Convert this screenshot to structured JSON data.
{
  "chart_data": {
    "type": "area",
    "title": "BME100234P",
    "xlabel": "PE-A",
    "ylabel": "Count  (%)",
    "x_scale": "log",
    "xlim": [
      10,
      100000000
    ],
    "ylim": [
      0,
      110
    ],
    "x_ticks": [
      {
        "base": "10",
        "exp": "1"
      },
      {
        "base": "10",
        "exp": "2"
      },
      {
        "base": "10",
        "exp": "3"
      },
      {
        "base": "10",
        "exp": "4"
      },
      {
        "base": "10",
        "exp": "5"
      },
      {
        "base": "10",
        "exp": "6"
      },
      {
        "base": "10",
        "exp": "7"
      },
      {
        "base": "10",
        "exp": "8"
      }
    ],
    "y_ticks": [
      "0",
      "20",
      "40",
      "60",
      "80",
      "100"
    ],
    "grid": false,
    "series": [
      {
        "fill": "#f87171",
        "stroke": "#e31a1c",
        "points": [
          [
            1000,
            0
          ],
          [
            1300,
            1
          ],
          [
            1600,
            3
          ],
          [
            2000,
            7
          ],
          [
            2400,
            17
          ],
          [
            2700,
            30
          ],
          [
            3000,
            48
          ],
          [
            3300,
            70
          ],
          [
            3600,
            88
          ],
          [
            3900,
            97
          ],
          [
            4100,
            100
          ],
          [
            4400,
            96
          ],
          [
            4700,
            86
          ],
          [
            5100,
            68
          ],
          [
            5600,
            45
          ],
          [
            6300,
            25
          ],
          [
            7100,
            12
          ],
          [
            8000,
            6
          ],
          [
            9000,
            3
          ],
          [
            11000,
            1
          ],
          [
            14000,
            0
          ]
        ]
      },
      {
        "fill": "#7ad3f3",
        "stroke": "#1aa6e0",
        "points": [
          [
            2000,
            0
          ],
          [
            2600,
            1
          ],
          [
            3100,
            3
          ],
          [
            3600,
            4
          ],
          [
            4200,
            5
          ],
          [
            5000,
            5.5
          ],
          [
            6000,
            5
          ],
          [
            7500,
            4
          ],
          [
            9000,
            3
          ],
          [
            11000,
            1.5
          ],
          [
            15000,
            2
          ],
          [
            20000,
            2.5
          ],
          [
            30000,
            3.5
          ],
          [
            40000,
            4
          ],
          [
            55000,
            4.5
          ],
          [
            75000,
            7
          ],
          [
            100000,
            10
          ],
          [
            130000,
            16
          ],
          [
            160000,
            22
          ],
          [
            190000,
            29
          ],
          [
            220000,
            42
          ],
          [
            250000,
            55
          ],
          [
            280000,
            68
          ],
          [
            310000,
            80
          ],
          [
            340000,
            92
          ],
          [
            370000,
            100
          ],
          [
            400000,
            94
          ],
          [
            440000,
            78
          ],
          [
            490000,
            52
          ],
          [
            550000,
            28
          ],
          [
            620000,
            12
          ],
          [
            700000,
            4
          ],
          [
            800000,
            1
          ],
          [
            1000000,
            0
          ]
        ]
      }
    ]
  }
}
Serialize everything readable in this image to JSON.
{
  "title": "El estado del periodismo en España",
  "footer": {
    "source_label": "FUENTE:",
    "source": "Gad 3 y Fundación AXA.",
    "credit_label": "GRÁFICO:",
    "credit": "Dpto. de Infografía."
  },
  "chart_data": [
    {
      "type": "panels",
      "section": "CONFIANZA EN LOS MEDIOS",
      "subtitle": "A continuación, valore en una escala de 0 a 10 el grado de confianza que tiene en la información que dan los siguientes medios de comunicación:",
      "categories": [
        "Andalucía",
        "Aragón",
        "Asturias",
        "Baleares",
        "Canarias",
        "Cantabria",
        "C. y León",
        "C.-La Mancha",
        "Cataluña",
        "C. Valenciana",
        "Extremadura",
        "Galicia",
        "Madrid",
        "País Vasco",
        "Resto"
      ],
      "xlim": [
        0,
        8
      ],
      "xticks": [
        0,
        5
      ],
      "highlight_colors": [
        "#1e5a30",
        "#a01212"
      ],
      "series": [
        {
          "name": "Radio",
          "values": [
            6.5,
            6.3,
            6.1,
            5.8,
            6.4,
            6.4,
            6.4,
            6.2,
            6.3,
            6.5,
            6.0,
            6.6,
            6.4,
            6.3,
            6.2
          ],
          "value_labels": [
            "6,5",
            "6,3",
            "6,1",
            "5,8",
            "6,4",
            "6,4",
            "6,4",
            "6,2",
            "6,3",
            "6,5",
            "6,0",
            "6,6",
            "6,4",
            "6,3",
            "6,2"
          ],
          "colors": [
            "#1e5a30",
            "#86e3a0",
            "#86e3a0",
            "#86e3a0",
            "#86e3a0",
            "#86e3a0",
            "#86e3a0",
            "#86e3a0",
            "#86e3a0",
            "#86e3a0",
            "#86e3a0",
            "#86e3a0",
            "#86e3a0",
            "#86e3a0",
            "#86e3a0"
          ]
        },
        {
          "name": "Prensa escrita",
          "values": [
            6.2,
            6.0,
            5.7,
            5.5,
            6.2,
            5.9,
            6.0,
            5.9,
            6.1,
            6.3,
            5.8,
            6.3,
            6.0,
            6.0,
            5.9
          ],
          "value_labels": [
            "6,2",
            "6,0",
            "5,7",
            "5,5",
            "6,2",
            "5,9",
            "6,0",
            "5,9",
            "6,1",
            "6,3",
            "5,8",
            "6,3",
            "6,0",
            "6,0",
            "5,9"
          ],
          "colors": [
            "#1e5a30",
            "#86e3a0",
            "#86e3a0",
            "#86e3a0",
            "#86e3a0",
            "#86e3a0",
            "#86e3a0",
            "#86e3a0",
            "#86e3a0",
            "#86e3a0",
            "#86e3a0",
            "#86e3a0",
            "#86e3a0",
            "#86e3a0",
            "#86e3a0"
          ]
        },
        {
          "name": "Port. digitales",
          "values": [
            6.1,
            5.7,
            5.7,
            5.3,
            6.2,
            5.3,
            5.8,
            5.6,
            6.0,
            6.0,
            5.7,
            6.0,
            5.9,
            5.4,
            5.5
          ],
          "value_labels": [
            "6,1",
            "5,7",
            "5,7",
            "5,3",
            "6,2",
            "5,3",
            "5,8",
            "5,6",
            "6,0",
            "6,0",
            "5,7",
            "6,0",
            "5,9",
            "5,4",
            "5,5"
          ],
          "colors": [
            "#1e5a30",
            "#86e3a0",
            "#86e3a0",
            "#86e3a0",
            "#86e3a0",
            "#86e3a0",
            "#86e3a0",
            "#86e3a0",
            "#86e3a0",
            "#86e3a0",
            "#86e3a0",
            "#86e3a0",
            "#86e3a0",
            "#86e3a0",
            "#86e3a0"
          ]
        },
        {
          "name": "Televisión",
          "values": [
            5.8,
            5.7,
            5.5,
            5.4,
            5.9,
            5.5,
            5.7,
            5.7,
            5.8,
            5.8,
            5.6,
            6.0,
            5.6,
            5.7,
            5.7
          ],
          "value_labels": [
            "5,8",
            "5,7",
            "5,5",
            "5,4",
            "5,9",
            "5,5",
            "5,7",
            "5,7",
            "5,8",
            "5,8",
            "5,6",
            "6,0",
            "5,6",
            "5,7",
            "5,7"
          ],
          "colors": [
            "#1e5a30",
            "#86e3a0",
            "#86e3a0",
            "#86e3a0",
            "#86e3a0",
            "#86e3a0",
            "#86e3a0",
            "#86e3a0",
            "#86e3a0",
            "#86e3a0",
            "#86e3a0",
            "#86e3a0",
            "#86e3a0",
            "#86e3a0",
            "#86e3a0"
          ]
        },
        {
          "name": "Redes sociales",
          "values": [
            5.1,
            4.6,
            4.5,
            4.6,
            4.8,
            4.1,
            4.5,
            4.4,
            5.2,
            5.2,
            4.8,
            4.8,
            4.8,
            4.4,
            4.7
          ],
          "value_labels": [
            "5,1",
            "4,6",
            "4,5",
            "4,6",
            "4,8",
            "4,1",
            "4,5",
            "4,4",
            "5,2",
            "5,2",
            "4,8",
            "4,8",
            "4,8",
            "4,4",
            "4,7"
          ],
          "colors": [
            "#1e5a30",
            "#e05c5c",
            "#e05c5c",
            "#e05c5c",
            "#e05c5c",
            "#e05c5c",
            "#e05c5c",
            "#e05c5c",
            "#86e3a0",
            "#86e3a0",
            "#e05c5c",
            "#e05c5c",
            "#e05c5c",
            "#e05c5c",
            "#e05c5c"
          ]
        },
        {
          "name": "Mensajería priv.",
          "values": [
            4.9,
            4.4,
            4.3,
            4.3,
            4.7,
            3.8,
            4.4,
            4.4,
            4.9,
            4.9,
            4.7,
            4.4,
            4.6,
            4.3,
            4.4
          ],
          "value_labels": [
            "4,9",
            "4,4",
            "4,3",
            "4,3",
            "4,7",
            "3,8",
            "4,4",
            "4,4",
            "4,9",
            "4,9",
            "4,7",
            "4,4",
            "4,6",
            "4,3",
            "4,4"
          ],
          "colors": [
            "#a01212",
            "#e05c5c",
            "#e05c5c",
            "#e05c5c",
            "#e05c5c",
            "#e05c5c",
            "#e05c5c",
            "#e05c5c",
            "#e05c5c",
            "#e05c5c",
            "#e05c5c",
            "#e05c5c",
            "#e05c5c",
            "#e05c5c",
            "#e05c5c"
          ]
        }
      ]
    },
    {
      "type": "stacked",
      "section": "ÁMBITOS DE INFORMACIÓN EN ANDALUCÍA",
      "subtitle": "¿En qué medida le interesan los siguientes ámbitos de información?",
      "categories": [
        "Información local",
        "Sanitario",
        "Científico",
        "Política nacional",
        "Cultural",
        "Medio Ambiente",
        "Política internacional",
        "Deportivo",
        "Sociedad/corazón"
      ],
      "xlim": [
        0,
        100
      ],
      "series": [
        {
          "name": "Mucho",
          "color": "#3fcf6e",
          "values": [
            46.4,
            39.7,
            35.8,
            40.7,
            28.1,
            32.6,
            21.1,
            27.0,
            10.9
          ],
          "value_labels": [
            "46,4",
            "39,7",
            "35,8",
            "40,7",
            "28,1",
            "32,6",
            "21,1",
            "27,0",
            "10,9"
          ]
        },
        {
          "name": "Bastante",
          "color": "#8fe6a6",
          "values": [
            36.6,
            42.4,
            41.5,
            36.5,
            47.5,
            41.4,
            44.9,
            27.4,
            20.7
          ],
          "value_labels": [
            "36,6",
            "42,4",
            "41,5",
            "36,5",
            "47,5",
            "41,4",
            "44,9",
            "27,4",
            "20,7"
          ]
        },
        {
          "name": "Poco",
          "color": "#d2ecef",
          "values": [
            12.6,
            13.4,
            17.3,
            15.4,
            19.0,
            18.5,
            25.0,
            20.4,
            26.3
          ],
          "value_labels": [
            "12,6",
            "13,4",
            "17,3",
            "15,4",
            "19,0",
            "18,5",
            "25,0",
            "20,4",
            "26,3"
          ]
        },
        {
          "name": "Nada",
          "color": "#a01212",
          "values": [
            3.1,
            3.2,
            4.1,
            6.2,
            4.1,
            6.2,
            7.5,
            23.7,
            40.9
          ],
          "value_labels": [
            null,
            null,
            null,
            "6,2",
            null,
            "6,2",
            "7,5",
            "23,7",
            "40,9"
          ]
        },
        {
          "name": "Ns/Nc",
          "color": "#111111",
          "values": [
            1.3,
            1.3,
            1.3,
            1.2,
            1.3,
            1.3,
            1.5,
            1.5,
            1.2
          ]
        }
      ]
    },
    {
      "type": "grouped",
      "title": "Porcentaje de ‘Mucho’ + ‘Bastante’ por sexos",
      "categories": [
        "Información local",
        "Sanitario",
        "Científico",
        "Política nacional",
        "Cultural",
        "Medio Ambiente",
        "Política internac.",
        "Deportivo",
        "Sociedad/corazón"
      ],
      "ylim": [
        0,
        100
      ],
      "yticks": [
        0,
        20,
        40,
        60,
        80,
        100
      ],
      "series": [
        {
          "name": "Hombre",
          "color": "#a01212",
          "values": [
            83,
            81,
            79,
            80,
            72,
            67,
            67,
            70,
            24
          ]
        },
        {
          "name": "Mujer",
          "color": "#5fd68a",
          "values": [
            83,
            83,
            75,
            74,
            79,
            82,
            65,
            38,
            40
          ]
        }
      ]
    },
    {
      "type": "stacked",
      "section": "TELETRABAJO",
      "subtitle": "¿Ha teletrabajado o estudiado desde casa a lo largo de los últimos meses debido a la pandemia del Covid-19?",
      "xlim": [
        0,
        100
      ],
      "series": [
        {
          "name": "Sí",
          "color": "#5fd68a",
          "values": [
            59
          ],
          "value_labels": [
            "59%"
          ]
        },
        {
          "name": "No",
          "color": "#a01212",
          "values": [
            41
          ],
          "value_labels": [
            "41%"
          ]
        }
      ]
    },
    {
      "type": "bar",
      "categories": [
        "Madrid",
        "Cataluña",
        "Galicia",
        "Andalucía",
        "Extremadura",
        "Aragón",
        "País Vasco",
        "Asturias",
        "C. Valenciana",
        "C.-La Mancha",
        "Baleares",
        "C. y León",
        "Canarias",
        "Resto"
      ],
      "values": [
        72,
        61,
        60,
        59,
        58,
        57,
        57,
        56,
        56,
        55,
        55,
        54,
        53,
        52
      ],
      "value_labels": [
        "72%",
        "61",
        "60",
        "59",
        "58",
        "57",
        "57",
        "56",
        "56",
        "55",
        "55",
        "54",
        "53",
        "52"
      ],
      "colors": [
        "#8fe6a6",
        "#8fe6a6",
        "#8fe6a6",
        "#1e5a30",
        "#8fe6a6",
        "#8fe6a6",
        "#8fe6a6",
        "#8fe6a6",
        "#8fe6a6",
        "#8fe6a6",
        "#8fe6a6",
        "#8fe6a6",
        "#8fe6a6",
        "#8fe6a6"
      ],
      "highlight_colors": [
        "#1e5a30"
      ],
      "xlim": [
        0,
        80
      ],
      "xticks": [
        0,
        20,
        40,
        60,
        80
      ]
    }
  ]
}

WRITTEN TASK => Gather up the lines that contain the word "Política".

CORRECT ANSWER =>
        "Política nacional",
        "Política internacional",
        "Política nacional",
        "Política internac.",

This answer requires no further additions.